◆ Input data

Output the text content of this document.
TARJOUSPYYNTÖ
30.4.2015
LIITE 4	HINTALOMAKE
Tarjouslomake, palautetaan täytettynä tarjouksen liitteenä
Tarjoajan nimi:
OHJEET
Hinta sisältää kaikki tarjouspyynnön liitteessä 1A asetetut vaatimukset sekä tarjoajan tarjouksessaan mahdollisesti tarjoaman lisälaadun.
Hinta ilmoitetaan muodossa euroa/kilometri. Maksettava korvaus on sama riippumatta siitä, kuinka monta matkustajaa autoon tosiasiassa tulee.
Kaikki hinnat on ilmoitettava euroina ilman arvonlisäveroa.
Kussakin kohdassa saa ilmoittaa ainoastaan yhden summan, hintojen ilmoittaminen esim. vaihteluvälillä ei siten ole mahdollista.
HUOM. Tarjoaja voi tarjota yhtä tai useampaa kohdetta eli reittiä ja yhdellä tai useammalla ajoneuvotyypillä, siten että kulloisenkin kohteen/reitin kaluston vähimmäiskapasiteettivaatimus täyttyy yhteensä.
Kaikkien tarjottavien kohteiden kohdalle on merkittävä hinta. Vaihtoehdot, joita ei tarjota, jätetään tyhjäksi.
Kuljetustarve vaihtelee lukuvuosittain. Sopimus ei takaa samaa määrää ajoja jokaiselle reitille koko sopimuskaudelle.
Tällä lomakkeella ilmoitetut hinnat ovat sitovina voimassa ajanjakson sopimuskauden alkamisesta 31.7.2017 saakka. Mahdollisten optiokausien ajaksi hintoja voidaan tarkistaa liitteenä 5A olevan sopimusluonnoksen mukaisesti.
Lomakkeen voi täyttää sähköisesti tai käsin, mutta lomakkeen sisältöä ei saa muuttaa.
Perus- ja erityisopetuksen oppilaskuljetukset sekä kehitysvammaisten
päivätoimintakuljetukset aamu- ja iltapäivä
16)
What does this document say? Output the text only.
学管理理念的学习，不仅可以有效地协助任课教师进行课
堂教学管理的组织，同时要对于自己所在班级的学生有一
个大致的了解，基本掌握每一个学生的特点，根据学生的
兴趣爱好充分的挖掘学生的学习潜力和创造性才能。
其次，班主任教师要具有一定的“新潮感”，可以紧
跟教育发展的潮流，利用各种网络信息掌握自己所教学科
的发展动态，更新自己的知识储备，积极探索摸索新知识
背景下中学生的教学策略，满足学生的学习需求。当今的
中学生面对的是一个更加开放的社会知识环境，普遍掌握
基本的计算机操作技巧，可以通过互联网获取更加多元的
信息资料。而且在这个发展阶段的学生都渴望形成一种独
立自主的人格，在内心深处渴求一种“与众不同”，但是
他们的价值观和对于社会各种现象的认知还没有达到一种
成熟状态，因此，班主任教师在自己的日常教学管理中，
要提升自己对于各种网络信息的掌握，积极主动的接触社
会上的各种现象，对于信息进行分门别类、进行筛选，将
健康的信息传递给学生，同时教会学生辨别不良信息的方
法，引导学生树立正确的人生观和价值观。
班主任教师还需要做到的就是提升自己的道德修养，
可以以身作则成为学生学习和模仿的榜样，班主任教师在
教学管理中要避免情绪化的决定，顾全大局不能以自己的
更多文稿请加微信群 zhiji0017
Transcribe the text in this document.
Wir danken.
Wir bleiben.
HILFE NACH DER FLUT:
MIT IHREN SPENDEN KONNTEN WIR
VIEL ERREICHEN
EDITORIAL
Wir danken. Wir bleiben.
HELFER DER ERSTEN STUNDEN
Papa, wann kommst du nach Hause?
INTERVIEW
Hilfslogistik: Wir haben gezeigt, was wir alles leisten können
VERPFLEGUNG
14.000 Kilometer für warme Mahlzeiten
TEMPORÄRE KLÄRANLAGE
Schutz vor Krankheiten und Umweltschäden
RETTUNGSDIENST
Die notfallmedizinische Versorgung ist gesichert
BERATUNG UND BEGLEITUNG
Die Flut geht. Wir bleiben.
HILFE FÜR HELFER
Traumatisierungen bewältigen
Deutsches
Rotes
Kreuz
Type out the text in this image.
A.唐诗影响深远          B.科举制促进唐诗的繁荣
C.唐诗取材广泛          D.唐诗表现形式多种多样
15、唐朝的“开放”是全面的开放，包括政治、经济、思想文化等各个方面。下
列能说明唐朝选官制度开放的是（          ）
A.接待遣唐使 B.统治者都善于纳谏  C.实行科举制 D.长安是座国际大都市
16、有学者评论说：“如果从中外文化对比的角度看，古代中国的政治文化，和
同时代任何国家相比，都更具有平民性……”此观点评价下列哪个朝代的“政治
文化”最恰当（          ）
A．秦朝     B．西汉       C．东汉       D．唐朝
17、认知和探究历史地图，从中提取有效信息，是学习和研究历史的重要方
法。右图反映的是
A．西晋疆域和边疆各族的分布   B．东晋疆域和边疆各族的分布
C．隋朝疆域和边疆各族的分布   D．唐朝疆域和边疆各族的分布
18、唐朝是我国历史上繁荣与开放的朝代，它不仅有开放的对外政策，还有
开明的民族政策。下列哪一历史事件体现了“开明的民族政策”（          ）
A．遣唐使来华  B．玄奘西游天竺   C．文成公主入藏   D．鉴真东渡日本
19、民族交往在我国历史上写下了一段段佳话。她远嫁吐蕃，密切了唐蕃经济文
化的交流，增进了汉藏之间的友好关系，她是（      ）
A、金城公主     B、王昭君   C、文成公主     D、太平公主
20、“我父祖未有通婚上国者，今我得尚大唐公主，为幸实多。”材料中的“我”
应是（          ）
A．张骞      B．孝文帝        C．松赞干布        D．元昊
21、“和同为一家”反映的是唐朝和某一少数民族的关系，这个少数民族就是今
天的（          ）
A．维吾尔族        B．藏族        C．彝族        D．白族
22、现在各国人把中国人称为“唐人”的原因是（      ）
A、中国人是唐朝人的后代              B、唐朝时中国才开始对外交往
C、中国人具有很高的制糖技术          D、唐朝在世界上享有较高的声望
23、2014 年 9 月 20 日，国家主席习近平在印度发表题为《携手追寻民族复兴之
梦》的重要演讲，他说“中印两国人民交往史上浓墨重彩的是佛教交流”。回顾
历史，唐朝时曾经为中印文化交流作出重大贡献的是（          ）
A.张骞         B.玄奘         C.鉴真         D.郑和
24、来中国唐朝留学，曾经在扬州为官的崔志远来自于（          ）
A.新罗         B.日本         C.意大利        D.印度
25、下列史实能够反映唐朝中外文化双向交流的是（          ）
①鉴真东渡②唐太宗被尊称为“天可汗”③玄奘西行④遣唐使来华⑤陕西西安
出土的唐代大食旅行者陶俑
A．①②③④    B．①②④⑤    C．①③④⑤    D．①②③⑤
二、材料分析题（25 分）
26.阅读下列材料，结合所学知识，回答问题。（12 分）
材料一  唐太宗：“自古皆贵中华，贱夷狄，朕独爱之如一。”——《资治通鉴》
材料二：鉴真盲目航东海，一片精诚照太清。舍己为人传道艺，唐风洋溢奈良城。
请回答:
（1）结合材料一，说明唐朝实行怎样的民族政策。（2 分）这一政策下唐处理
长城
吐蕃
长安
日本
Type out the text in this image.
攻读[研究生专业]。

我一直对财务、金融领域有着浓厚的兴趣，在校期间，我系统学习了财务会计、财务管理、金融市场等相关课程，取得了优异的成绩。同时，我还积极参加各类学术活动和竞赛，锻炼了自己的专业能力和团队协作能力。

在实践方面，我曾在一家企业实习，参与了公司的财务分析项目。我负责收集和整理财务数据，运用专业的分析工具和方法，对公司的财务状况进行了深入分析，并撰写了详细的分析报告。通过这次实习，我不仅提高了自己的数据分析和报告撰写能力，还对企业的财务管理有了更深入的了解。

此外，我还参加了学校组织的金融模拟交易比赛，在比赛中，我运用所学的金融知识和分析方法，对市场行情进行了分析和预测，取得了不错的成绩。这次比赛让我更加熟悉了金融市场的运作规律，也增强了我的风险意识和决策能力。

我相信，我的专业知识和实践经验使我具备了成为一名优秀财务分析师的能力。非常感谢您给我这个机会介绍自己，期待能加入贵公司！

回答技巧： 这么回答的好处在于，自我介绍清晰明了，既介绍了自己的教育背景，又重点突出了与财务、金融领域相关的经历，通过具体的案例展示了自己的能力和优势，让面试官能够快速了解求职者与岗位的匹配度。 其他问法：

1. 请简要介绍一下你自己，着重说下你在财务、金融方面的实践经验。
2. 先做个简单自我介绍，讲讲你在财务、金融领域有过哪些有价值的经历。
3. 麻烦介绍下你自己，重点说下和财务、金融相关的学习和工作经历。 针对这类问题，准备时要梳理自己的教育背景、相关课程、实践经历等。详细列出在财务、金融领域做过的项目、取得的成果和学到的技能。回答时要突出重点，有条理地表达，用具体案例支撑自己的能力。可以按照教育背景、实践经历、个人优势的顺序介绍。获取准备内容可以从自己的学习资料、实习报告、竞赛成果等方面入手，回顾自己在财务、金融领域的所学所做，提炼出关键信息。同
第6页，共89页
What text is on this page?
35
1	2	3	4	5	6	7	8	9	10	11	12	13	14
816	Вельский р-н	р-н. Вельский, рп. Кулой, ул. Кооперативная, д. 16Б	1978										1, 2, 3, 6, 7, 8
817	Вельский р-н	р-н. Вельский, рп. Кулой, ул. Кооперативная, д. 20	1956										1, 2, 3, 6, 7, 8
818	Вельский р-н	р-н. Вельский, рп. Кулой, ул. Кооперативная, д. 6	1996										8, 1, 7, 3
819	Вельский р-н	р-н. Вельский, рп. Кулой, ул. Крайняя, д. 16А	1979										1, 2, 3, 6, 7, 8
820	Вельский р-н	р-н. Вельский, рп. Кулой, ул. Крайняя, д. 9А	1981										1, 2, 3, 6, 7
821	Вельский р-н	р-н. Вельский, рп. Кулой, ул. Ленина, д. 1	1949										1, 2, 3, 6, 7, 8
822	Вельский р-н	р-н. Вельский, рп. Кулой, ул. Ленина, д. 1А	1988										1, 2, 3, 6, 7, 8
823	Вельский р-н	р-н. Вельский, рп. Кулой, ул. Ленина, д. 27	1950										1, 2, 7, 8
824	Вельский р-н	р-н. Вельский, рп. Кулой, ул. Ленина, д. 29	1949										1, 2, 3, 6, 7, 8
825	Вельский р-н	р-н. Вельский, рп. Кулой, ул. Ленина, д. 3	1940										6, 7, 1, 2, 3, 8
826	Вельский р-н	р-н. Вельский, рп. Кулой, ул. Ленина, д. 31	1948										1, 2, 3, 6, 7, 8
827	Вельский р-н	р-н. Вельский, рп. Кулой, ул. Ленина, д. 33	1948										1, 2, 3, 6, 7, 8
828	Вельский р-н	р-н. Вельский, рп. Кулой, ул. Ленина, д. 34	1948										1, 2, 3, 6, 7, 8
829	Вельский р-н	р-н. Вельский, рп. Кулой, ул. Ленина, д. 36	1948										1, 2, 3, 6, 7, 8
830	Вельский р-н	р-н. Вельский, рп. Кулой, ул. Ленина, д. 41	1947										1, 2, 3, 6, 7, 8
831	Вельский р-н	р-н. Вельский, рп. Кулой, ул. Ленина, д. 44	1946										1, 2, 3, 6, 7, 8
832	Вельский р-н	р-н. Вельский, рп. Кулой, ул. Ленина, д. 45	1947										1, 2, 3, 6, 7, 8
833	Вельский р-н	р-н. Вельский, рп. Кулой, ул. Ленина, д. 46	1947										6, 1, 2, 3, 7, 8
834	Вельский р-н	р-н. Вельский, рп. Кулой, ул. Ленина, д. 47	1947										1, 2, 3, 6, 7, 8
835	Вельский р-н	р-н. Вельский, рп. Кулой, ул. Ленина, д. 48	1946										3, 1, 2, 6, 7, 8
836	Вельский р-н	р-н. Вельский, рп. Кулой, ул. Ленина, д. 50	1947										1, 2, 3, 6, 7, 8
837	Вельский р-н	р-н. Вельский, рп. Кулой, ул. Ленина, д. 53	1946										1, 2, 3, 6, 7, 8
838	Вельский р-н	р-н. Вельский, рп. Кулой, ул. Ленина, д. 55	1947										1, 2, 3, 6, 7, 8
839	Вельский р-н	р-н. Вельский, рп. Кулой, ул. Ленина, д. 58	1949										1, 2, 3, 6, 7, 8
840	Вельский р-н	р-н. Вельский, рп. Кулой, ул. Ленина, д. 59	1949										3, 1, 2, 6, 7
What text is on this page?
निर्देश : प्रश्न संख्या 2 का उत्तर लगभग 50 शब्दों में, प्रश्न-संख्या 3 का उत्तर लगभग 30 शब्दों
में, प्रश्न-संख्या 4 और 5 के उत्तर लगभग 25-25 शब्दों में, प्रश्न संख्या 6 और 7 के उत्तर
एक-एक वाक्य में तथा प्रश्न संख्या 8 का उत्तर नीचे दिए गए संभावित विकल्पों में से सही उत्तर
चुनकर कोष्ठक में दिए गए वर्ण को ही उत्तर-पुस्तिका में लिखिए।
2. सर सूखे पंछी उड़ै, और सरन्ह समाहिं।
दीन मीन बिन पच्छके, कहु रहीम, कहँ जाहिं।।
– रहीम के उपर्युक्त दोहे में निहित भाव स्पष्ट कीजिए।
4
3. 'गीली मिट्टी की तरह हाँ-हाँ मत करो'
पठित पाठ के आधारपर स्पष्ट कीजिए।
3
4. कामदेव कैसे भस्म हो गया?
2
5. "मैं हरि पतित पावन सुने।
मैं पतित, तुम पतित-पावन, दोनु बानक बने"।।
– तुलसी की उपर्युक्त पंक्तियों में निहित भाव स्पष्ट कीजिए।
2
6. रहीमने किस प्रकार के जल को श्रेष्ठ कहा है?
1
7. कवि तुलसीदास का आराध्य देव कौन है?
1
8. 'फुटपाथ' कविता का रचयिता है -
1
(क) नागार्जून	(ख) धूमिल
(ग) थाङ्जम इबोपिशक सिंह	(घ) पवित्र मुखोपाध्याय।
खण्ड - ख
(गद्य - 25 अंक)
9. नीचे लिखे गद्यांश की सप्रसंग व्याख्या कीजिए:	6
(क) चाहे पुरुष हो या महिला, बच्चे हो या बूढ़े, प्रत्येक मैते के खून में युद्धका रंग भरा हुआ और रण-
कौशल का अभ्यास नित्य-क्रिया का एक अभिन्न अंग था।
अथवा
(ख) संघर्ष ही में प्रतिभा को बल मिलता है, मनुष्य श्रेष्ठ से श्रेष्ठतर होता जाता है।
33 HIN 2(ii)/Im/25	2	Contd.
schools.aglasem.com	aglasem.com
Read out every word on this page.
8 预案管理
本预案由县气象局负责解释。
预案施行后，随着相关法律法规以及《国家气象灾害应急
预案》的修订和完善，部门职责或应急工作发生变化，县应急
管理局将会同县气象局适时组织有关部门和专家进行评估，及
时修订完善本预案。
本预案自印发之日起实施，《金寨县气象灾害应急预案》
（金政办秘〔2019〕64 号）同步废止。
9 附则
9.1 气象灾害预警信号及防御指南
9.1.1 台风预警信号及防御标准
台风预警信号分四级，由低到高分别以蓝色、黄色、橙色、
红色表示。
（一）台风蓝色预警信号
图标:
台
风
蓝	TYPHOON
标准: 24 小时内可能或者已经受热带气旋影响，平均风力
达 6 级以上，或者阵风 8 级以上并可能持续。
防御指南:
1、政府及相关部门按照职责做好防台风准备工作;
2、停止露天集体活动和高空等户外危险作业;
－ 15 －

◆ What you have to do
Supply the count of lines in the entries that contain the word "Крайняя", and nothing besides.

◆ Exercise output
2